Stored data entries
###
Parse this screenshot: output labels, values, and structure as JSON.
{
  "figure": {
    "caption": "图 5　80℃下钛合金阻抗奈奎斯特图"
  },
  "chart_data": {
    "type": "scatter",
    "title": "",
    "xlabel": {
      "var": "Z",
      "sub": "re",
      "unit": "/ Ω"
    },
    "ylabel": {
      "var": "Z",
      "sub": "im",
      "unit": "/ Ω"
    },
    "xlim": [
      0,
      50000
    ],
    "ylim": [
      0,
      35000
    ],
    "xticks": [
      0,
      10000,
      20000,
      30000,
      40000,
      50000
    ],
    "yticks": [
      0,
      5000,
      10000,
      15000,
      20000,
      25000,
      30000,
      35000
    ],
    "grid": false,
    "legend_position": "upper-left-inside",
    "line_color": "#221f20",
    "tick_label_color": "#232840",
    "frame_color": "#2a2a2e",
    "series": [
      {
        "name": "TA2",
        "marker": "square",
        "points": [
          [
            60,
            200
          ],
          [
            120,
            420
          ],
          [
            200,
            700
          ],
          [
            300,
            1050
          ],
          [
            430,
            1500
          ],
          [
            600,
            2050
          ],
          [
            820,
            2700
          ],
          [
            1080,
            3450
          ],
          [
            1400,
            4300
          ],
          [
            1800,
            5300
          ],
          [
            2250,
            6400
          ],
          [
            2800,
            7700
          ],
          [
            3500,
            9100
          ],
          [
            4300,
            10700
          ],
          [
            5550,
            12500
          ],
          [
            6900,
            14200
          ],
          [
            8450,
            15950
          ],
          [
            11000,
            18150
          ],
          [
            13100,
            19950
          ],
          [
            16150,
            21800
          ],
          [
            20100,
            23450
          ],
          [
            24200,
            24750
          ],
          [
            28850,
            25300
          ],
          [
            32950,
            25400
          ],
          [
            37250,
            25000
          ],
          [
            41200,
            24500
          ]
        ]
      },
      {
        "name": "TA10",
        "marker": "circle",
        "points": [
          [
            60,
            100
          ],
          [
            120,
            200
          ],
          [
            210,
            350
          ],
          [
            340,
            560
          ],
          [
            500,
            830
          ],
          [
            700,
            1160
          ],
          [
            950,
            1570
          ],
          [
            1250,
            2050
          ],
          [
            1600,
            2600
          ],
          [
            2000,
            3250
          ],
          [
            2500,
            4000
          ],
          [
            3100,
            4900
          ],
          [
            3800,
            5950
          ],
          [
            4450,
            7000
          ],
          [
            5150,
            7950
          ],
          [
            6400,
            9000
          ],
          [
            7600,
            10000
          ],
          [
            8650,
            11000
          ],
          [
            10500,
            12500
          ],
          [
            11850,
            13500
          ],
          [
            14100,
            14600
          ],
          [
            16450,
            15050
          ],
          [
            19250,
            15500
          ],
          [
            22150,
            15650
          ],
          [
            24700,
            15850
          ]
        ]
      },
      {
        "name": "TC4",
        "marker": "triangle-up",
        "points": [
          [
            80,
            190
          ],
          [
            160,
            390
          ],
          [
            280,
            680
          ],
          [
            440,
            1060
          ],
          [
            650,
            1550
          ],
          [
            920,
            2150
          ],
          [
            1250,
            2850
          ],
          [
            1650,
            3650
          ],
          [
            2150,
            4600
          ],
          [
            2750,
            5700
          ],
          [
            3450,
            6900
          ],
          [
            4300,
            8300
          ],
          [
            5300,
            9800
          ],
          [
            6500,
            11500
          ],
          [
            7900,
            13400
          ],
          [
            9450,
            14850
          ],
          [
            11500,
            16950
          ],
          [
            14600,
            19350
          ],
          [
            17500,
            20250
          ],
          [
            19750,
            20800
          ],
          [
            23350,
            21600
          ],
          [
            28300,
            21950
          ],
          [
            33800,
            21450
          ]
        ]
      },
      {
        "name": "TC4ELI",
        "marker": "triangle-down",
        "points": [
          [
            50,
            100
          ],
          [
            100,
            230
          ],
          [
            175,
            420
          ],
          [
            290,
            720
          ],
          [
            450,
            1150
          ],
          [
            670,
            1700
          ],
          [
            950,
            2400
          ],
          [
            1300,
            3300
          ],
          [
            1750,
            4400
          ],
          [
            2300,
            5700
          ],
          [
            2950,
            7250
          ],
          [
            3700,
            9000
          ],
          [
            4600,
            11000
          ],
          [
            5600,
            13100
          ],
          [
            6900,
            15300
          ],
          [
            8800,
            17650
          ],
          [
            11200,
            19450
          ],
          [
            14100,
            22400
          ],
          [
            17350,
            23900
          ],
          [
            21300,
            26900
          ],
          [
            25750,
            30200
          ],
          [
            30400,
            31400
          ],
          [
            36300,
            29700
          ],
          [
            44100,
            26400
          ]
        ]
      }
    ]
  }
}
###
Reply with nothing but a number: how many lines of the entries above contain the string "marker"?

4